Exercise. Gather every line in the records below that contains the word "title".

Data provided.
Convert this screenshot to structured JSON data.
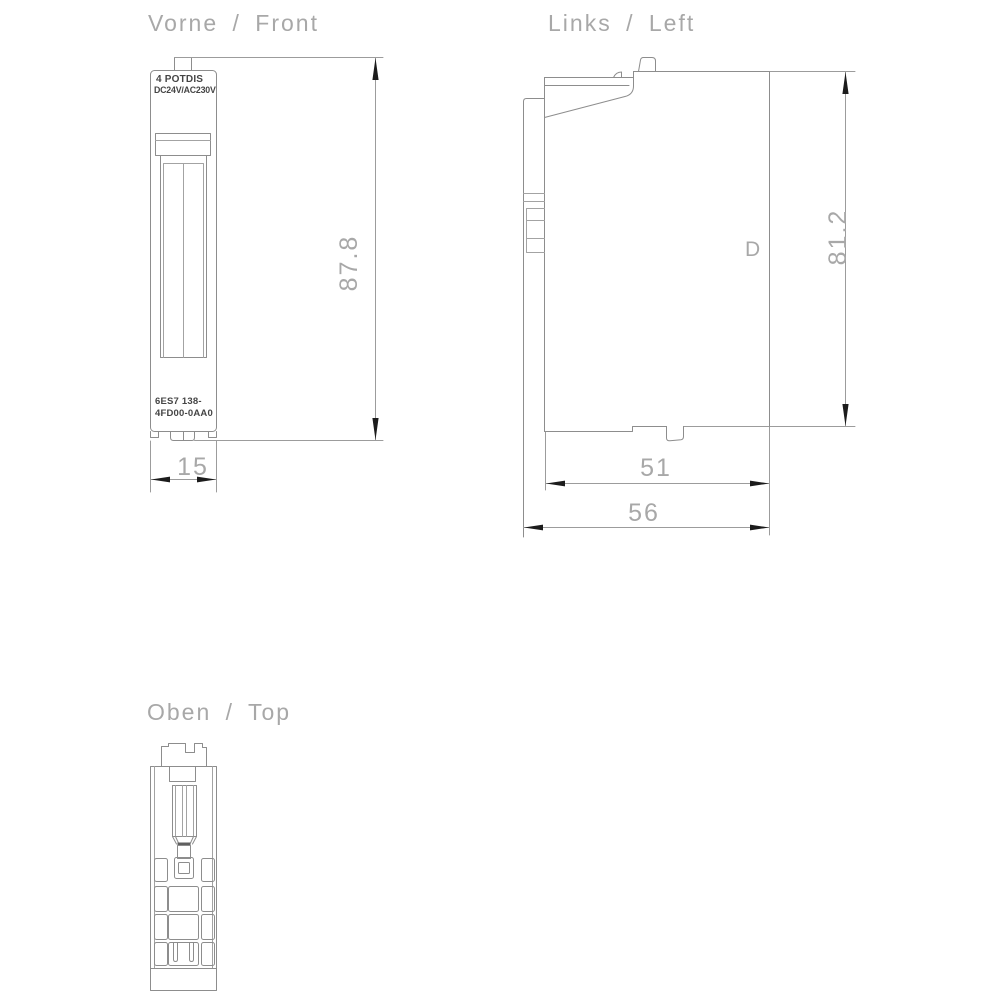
{
  "page": {
    "background": "#ffffff"
  },
  "drawing": {
    "front_view": {
      "title": "Vorne / Front",
      "module_type": "4 POTDIS",
      "module_voltage": "DC24V/AC230V",
      "part_number_line1": "6ES7 138-",
      "part_number_line2": "4FD00-0AA0",
      "height_dim": "87.8",
      "width_dim": "15"
    },
    "left_view": {
      "title": "Links / Left",
      "marking": "D",
      "height_dim": "81.2",
      "depth_dim_inner": "51",
      "depth_dim_outer": "56"
    },
    "top_view": {
      "title": "Oben / Top"
    },
    "colors": {
      "object_line": "#8d8d8d",
      "dimension_line": "#9c9c9c",
      "dimension_text": "#a8a8a8",
      "label_text": "#454545",
      "arrow": "#1c1c1c",
      "background": "#ffffff"
    }
  }
}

Answer for the task.
      "title": "Vorne / Front",
      "title": "Links / Left",
      "title": "Oben / Top"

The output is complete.